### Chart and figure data

/---

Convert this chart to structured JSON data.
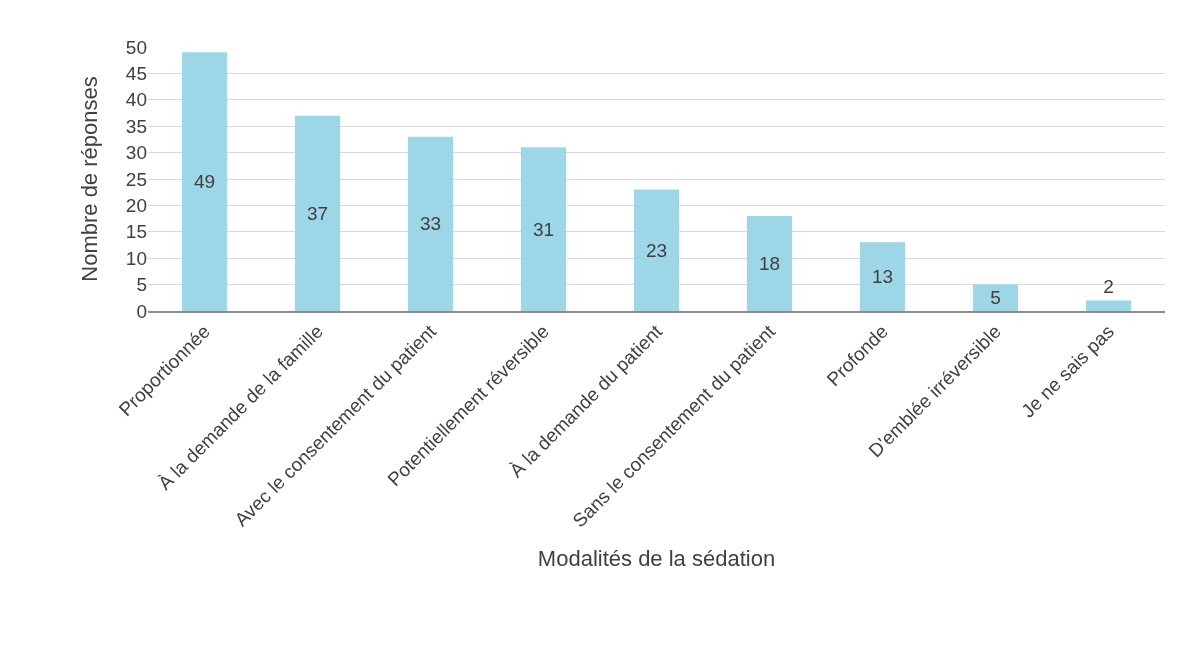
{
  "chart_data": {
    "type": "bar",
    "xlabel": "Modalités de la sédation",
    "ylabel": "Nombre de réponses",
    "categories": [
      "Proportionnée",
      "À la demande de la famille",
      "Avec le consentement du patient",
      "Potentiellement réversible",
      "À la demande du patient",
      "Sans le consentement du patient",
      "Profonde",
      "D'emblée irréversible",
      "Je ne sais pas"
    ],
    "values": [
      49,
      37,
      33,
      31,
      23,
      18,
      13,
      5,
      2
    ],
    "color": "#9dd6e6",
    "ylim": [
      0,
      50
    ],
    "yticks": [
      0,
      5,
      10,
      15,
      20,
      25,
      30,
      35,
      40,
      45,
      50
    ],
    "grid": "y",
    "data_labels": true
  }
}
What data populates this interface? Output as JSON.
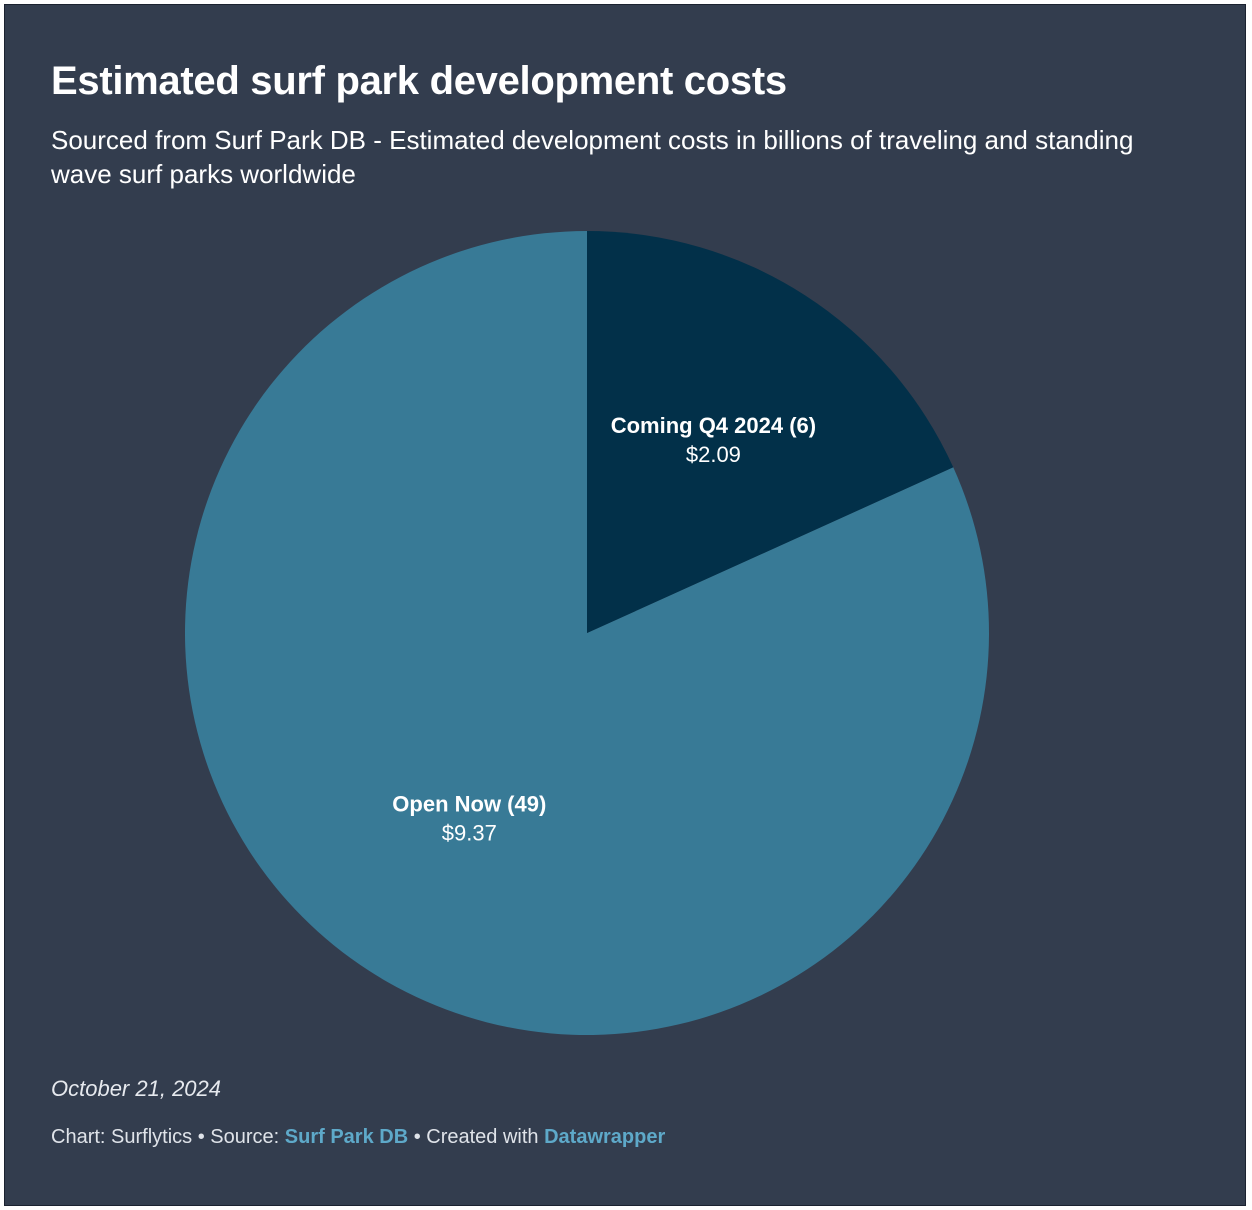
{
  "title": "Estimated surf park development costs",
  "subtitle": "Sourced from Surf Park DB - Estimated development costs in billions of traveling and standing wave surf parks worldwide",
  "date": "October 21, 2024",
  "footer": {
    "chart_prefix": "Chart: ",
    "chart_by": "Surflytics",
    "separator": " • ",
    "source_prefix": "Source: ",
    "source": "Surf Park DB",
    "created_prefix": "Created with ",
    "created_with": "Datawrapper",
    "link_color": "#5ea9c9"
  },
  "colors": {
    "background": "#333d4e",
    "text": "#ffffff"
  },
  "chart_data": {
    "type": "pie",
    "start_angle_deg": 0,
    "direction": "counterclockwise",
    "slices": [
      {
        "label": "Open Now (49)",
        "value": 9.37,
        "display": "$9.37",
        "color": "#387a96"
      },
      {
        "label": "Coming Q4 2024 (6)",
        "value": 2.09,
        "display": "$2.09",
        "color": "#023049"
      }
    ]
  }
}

\---

### Directive
Pictures in the records above are not copied; print everything else exactly.

### Worked solution
Convert this chart to structured JSON data.
{
  "chart_data": {
    "type": "bar",
    "xlabel": "Modalités de la sédation",
    "ylabel": "Nombre de réponses",
    "categories": [
      "Proportionnée",
      "À la demande de la famille",
      "Avec le consentement du patient",
      "Potentiellement réversible",
      "À la demande du patient",
      "Sans le consentement du patient",
      "Profonde",
      "D'emblée irréversible",
      "Je ne sais pas"
    ],
    "values": [
      49,
      37,
      33,
      31,
      23,
      18,
      13,
      5,
      2
    ],
    "color": "#9dd6e6",
    "ylim": [
      0,
      50
    ],
    "yticks": [
      0,
      5,
      10,
      15,
      20,
      25,
      30,
      35,
      40,
      45,
      50
    ],
    "grid": "y",
    "data_labels": true
  }
}
What data populates this interface? Output as JSON.
{
  "title": "Estimated surf park development costs",
  "subtitle": "Sourced from Surf Park DB - Estimated development costs in billions of traveling and standing wave surf parks worldwide",
  "date": "October 21, 2024",
  "footer": {
    "chart_prefix": "Chart: ",
    "chart_by": "Surflytics",
    "separator": " • ",
    "source_prefix": "Source: ",
    "source": "Surf Park DB",
    "created_prefix": "Created with ",
    "created_with": "Datawrapper",
    "link_color": "#5ea9c9"
  },
  "colors": {
    "background": "#333d4e",
    "text": "#ffffff"
  },
  "chart_data": {
    "type": "pie",
    "start_angle_deg": 0,
    "direction": "counterclockwise",
    "slices": [
      {
        "label": "Open Now (49)",
        "value": 9.37,
        "display": "$9.37",
        "color": "#387a96"
      },
      {
        "label": "Coming Q4 2024 (6)",
        "value": 2.09,
        "display": "$2.09",
        "color": "#023049"
      }
    ]
  }
}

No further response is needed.